The problem: Look through the lines below and extract any with the word "that".

* START Records to process *

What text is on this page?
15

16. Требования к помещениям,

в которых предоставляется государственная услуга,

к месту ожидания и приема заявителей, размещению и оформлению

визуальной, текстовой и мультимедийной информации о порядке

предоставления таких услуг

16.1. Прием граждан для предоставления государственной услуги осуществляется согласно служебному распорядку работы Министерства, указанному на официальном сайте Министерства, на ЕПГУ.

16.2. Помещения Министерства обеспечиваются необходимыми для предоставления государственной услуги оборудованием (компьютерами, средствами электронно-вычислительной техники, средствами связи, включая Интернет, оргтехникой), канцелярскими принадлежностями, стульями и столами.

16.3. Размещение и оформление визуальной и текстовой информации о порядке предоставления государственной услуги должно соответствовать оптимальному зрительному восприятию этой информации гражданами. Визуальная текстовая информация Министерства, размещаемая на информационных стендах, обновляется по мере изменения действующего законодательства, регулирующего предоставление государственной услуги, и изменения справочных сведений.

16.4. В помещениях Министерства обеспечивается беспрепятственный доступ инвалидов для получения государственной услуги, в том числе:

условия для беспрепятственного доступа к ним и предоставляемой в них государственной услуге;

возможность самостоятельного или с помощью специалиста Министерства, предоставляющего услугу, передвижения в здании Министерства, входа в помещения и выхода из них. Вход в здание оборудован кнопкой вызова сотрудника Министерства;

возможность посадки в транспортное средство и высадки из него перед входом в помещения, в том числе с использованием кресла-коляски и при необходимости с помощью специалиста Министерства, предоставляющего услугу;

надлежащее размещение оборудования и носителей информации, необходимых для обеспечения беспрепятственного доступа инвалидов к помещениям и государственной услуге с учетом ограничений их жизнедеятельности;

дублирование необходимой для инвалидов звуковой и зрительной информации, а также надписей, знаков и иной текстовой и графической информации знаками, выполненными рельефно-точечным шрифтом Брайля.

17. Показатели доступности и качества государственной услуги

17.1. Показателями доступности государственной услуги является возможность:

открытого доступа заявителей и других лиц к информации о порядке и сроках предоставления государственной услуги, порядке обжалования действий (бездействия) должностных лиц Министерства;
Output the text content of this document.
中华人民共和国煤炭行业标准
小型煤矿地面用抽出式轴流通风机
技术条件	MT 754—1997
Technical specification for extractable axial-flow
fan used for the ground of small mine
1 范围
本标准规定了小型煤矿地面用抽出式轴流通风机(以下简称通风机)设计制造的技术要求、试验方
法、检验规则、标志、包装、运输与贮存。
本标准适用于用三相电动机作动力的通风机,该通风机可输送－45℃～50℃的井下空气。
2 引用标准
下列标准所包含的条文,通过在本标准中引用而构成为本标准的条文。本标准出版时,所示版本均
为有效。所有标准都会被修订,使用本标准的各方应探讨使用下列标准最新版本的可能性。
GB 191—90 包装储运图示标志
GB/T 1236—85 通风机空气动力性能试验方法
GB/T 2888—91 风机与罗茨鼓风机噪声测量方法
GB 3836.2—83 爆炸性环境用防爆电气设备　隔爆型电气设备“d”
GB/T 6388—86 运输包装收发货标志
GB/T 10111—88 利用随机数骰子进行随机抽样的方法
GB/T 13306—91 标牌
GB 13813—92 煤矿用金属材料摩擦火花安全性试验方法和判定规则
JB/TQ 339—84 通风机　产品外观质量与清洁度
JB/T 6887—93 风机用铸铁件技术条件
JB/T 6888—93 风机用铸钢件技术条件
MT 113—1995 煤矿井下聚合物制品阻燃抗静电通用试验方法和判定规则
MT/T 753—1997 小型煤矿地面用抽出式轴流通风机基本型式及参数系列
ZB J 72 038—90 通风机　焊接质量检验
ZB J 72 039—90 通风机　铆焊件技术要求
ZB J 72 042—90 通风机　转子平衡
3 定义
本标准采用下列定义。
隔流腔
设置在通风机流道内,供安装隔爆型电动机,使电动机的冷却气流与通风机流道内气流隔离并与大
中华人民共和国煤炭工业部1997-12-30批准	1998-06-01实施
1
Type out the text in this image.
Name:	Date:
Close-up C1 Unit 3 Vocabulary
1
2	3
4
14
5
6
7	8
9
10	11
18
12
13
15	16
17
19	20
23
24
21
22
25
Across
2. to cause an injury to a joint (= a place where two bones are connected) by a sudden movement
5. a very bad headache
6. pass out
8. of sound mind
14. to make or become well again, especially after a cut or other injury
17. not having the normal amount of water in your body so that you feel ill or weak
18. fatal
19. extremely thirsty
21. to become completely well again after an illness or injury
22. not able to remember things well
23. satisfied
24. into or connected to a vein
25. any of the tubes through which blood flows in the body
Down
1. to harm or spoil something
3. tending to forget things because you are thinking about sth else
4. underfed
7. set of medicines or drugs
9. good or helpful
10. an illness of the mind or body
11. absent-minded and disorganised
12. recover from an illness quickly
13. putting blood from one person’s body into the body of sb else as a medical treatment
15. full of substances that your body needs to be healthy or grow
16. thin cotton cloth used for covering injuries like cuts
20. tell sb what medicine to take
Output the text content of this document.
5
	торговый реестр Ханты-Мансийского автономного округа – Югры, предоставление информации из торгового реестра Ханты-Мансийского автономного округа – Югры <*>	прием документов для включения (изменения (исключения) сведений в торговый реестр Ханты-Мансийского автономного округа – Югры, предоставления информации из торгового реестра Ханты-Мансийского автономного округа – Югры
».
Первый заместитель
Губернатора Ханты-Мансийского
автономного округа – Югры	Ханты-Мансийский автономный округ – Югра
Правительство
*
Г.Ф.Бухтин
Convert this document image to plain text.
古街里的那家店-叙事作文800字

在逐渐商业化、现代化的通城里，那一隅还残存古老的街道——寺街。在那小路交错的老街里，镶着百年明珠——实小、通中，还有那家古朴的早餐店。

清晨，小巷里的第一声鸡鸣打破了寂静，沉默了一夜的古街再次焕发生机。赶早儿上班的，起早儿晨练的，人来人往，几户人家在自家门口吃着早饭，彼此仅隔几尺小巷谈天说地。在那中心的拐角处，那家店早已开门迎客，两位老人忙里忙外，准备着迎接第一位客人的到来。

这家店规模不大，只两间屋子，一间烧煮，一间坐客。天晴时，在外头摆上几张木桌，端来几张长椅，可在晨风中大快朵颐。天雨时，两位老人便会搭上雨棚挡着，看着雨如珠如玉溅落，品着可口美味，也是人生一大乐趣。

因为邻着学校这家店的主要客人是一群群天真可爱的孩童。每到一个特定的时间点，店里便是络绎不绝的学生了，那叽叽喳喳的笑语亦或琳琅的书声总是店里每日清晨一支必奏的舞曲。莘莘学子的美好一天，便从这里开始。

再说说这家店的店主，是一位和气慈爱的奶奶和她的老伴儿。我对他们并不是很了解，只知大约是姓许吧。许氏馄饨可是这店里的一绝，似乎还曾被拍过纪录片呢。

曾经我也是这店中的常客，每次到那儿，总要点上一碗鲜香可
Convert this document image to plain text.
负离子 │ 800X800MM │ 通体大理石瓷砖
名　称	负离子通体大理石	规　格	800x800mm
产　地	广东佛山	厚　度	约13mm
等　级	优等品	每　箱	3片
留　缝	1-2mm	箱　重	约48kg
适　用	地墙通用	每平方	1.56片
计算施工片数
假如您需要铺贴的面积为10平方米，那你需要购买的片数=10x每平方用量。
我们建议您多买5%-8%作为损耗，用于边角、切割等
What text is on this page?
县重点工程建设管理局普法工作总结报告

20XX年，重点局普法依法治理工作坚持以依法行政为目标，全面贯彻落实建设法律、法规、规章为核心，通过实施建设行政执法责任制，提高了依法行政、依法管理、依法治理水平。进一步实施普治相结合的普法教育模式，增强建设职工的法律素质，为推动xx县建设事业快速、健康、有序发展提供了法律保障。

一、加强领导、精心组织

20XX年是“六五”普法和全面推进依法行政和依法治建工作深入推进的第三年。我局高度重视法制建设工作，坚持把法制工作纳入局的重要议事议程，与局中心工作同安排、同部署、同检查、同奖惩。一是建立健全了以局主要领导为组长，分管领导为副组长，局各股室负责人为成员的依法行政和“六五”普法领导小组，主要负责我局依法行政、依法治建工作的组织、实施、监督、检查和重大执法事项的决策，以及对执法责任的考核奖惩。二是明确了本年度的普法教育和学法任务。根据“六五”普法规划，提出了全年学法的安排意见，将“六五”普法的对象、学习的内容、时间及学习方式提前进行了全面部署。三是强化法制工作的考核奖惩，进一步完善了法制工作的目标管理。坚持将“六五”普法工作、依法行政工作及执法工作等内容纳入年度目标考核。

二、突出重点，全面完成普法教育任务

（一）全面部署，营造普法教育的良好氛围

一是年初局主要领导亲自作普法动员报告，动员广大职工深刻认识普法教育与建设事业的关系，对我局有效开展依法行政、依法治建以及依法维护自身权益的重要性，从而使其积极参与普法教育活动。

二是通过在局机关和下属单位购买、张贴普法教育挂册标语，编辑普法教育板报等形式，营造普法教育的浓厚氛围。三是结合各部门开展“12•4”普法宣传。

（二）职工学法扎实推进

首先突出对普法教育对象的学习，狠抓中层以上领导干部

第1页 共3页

* END Records to process *

Worked solution:
17. not having the normal amount of water in your body so that you feel ill or weak
15. full of substances that your body needs to be healthy or grow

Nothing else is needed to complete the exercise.